Listed records ▸
==============================

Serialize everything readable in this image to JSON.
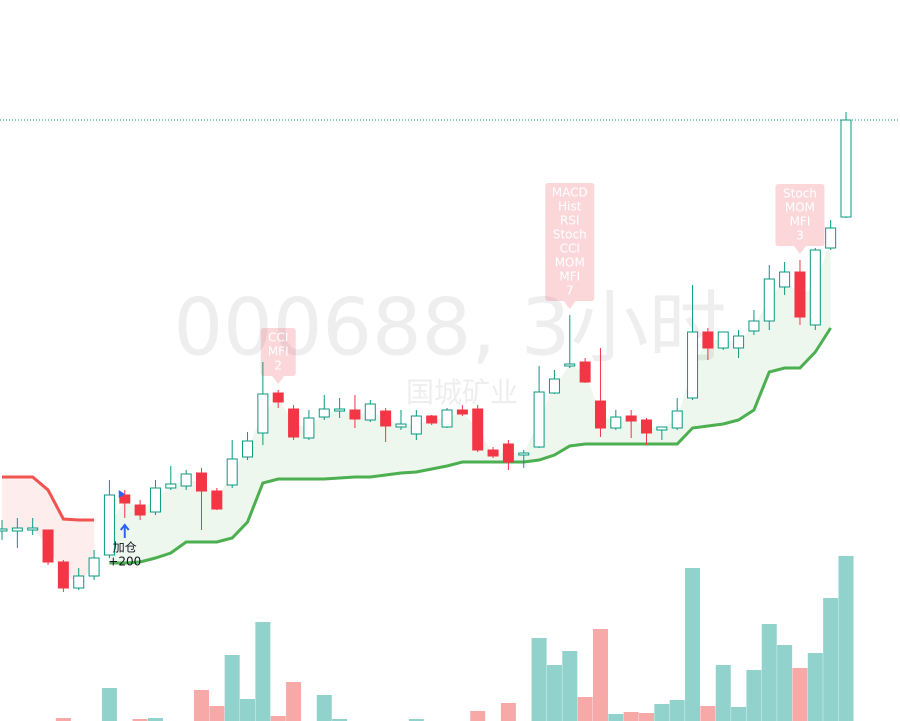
{
  "chart_data": {
    "type": "candlestick",
    "watermark": "000688, 3小时",
    "watermark_subtitle": "国城矿业",
    "up_color": "#089981",
    "down_color": "#f23645",
    "volume_up_color": "#92d2cc",
    "volume_down_color": "#f7a9a7",
    "open": [
      16.9,
      16.9,
      17.0,
      17.0,
      13.8,
      11.2,
      12.4,
      14.5,
      20.5,
      19.5,
      18.8,
      21.2,
      21.4,
      22.7,
      20.9,
      21.5,
      24.3,
      26.7,
      30.7,
      29.1,
      26.2,
      28.3,
      28.9,
      29.0,
      28.0,
      28.9,
      27.3,
      26.6,
      28.4,
      27.3,
      29.0,
      29.1,
      25.0,
      25.6,
      24.5,
      25.3,
      30.7,
      33.4,
      33.8,
      29.9,
      27.2,
      28.4,
      28.0,
      27.0,
      27.2,
      30.2,
      36.8,
      35.2,
      35.2,
      36.9,
      37.9,
      41.3,
      42.8,
      37.5,
      45.2,
      48.3
    ],
    "high": [
      18.0,
      18.2,
      18.2,
      17.0,
      14.0,
      13.2,
      15.0,
      22.0,
      21.0,
      20.0,
      22.0,
      23.4,
      23.0,
      23.2,
      21.2,
      26.0,
      26.8,
      33.8,
      31.0,
      29.5,
      29.0,
      30.5,
      30.2,
      30.5,
      30.0,
      29.2,
      29.0,
      29.0,
      28.5,
      29.2,
      29.5,
      29.5,
      25.3,
      26.0,
      25.0,
      33.4,
      33.0,
      38.5,
      34.2,
      35.2,
      29.0,
      29.0,
      28.2,
      27.3,
      30.2,
      41.5,
      37.2,
      36.8,
      37.0,
      39.0,
      43.5,
      43.8,
      44.0,
      45.2,
      48.0,
      58.8
    ],
    "low": [
      16.0,
      15.2,
      16.5,
      13.5,
      10.8,
      11.0,
      12.0,
      14.2,
      18.2,
      18.0,
      18.5,
      21.0,
      21.0,
      17.0,
      19.0,
      21.2,
      24.0,
      25.5,
      29.2,
      26.0,
      26.0,
      28.0,
      28.2,
      27.2,
      27.8,
      25.8,
      27.0,
      26.0,
      27.5,
      27.2,
      28.4,
      24.8,
      24.2,
      23.0,
      23.2,
      25.2,
      30.6,
      33.2,
      31.7,
      26.3,
      27.0,
      26.2,
      25.5,
      26.0,
      27.0,
      30.0,
      34.0,
      35.0,
      34.2,
      36.5,
      37.0,
      40.5,
      37.5,
      37.0,
      45.0,
      48.2
    ],
    "close": [
      17.1,
      17.2,
      17.2,
      13.8,
      11.2,
      12.4,
      14.2,
      20.5,
      19.7,
      18.5,
      21.2,
      21.6,
      22.6,
      20.9,
      19.1,
      24.1,
      25.9,
      30.6,
      29.8,
      26.3,
      28.2,
      29.1,
      29.1,
      28.1,
      29.6,
      27.4,
      27.6,
      28.4,
      27.7,
      29.0,
      28.6,
      25.0,
      24.4,
      23.8,
      24.7,
      30.8,
      32.1,
      33.6,
      31.8,
      27.2,
      28.3,
      27.9,
      26.7,
      27.3,
      28.9,
      36.8,
      35.2,
      36.8,
      36.4,
      37.9,
      42.1,
      42.8,
      38.3,
      45.0,
      47.2,
      58.0
    ],
    "volume": [
      null,
      null,
      null,
      null,
      3,
      null,
      null,
      33,
      null,
      2,
      3,
      null,
      null,
      31,
      15,
      66,
      22,
      99,
      5,
      39,
      null,
      26,
      2,
      null,
      null,
      null,
      null,
      2,
      null,
      null,
      null,
      10,
      null,
      18,
      null,
      83,
      56,
      70,
      24,
      92,
      7,
      9,
      8,
      17,
      21,
      153,
      15,
      56,
      14,
      51,
      97,
      76,
      53,
      68,
      123,
      165
    ],
    "supertrend": [
      {
        "color": "#f05350",
        "values": [
          22.3,
          22.3,
          22.3,
          21.0,
          18.1,
          18.0,
          18.0,
          null,
          null,
          null,
          null,
          null,
          null,
          null,
          null,
          null,
          null,
          null,
          null,
          null,
          null,
          null,
          null,
          null,
          null,
          null,
          null,
          null,
          null,
          null,
          null,
          null,
          null,
          null,
          null,
          null,
          null,
          null,
          null,
          null,
          null,
          null,
          null,
          null,
          null,
          null,
          null,
          null,
          null,
          null,
          null,
          null,
          null,
          null,
          null,
          null
        ]
      },
      {
        "color": "#4caf50",
        "values": [
          null,
          null,
          null,
          null,
          null,
          null,
          null,
          13.7,
          13.7,
          13.8,
          14.2,
          14.7,
          15.8,
          15.8,
          15.8,
          16.2,
          17.8,
          21.7,
          22.1,
          22.1,
          22.1,
          22.1,
          22.2,
          22.3,
          22.3,
          22.5,
          22.7,
          22.8,
          23.1,
          23.4,
          23.8,
          23.8,
          23.8,
          23.8,
          23.8,
          24.0,
          24.5,
          25.4,
          25.6,
          25.6,
          25.6,
          25.6,
          25.6,
          25.6,
          25.6,
          27.2,
          27.4,
          27.6,
          28.0,
          29.0,
          32.8,
          33.2,
          33.2,
          34.8,
          37.2,
          null
        ]
      }
    ],
    "signals": [
      {
        "index": 8,
        "lines": [
          "加仓",
          "+200"
        ]
      }
    ],
    "annotations": [
      {
        "index": 18,
        "lines": [
          "CCI",
          "MFI",
          "2"
        ]
      },
      {
        "index": 37,
        "lines": [
          "MACD",
          "Hist",
          "RSI",
          "Stoch",
          "CCI",
          "MOM",
          "MFI",
          "7"
        ]
      },
      {
        "index": 52,
        "lines": [
          "Stoch",
          "MOM",
          "MFI",
          "3"
        ]
      }
    ]
  }
}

==============================

Transcribe the records word for word and include no pictures.

Exercise response ▸
Serialize everything readable in this image to JSON.
{
  "chart_data": {
    "type": "candlestick",
    "watermark": "000688, 3小时",
    "watermark_subtitle": "国城矿业",
    "up_color": "#089981",
    "down_color": "#f23645",
    "volume_up_color": "#92d2cc",
    "volume_down_color": "#f7a9a7",
    "open": [
      16.9,
      16.9,
      17.0,
      17.0,
      13.8,
      11.2,
      12.4,
      14.5,
      20.5,
      19.5,
      18.8,
      21.2,
      21.4,
      22.7,
      20.9,
      21.5,
      24.3,
      26.7,
      30.7,
      29.1,
      26.2,
      28.3,
      28.9,
      29.0,
      28.0,
      28.9,
      27.3,
      26.6,
      28.4,
      27.3,
      29.0,
      29.1,
      25.0,
      25.6,
      24.5,
      25.3,
      30.7,
      33.4,
      33.8,
      29.9,
      27.2,
      28.4,
      28.0,
      27.0,
      27.2,
      30.2,
      36.8,
      35.2,
      35.2,
      36.9,
      37.9,
      41.3,
      42.8,
      37.5,
      45.2,
      48.3
    ],
    "high": [
      18.0,
      18.2,
      18.2,
      17.0,
      14.0,
      13.2,
      15.0,
      22.0,
      21.0,
      20.0,
      22.0,
      23.4,
      23.0,
      23.2,
      21.2,
      26.0,
      26.8,
      33.8,
      31.0,
      29.5,
      29.0,
      30.5,
      30.2,
      30.5,
      30.0,
      29.2,
      29.0,
      29.0,
      28.5,
      29.2,
      29.5,
      29.5,
      25.3,
      26.0,
      25.0,
      33.4,
      33.0,
      38.5,
      34.2,
      35.2,
      29.0,
      29.0,
      28.2,
      27.3,
      30.2,
      41.5,
      37.2,
      36.8,
      37.0,
      39.0,
      43.5,
      43.8,
      44.0,
      45.2,
      48.0,
      58.8
    ],
    "low": [
      16.0,
      15.2,
      16.5,
      13.5,
      10.8,
      11.0,
      12.0,
      14.2,
      18.2,
      18.0,
      18.5,
      21.0,
      21.0,
      17.0,
      19.0,
      21.2,
      24.0,
      25.5,
      29.2,
      26.0,
      26.0,
      28.0,
      28.2,
      27.2,
      27.8,
      25.8,
      27.0,
      26.0,
      27.5,
      27.2,
      28.4,
      24.8,
      24.2,
      23.0,
      23.2,
      25.2,
      30.6,
      33.2,
      31.7,
      26.3,
      27.0,
      26.2,
      25.5,
      26.0,
      27.0,
      30.0,
      34.0,
      35.0,
      34.2,
      36.5,
      37.0,
      40.5,
      37.5,
      37.0,
      45.0,
      48.2
    ],
    "close": [
      17.1,
      17.2,
      17.2,
      13.8,
      11.2,
      12.4,
      14.2,
      20.5,
      19.7,
      18.5,
      21.2,
      21.6,
      22.6,
      20.9,
      19.1,
      24.1,
      25.9,
      30.6,
      29.8,
      26.3,
      28.2,
      29.1,
      29.1,
      28.1,
      29.6,
      27.4,
      27.6,
      28.4,
      27.7,
      29.0,
      28.6,
      25.0,
      24.4,
      23.8,
      24.7,
      30.8,
      32.1,
      33.6,
      31.8,
      27.2,
      28.3,
      27.9,
      26.7,
      27.3,
      28.9,
      36.8,
      35.2,
      36.8,
      36.4,
      37.9,
      42.1,
      42.8,
      38.3,
      45.0,
      47.2,
      58.0
    ],
    "volume": [
      null,
      null,
      null,
      null,
      3,
      null,
      null,
      33,
      null,
      2,
      3,
      null,
      null,
      31,
      15,
      66,
      22,
      99,
      5,
      39,
      null,
      26,
      2,
      null,
      null,
      null,
      null,
      2,
      null,
      null,
      null,
      10,
      null,
      18,
      null,
      83,
      56,
      70,
      24,
      92,
      7,
      9,
      8,
      17,
      21,
      153,
      15,
      56,
      14,
      51,
      97,
      76,
      53,
      68,
      123,
      165
    ],
    "supertrend": [
      {
        "color": "#f05350",
        "values": [
          22.3,
          22.3,
          22.3,
          21.0,
          18.1,
          18.0,
          18.0,
          null,
          null,
          null,
          null,
          null,
          null,
          null,
          null,
          null,
          null,
          null,
          null,
          null,
          null,
          null,
          null,
          null,
          null,
          null,
          null,
          null,
          null,
          null,
          null,
          null,
          null,
          null,
          null,
          null,
          null,
          null,
          null,
          null,
          null,
          null,
          null,
          null,
          null,
          null,
          null,
          null,
          null,
          null,
          null,
          null,
          null,
          null,
          null,
          null
        ]
      },
      {
        "color": "#4caf50",
        "values": [
          null,
          null,
          null,
          null,
          null,
          null,
          null,
          13.7,
          13.7,
          13.8,
          14.2,
          14.7,
          15.8,
          15.8,
          15.8,
          16.2,
          17.8,
          21.7,
          22.1,
          22.1,
          22.1,
          22.1,
          22.2,
          22.3,
          22.3,
          22.5,
          22.7,
          22.8,
          23.1,
          23.4,
          23.8,
          23.8,
          23.8,
          23.8,
          23.8,
          24.0,
          24.5,
          25.4,
          25.6,
          25.6,
          25.6,
          25.6,
          25.6,
          25.6,
          25.6,
          27.2,
          27.4,
          27.6,
          28.0,
          29.0,
          32.8,
          33.2,
          33.2,
          34.8,
          37.2,
          null
        ]
      }
    ],
    "signals": [
      {
        "index": 8,
        "lines": [
          "加仓",
          "+200"
        ]
      }
    ],
    "annotations": [
      {
        "index": 18,
        "lines": [
          "CCI",
          "MFI",
          "2"
        ]
      },
      {
        "index": 37,
        "lines": [
          "MACD",
          "Hist",
          "RSI",
          "Stoch",
          "CCI",
          "MOM",
          "MFI",
          "7"
        ]
      },
      {
        "index": 52,
        "lines": [
          "Stoch",
          "MOM",
          "MFI",
          "3"
        ]
      }
    ]
  }
}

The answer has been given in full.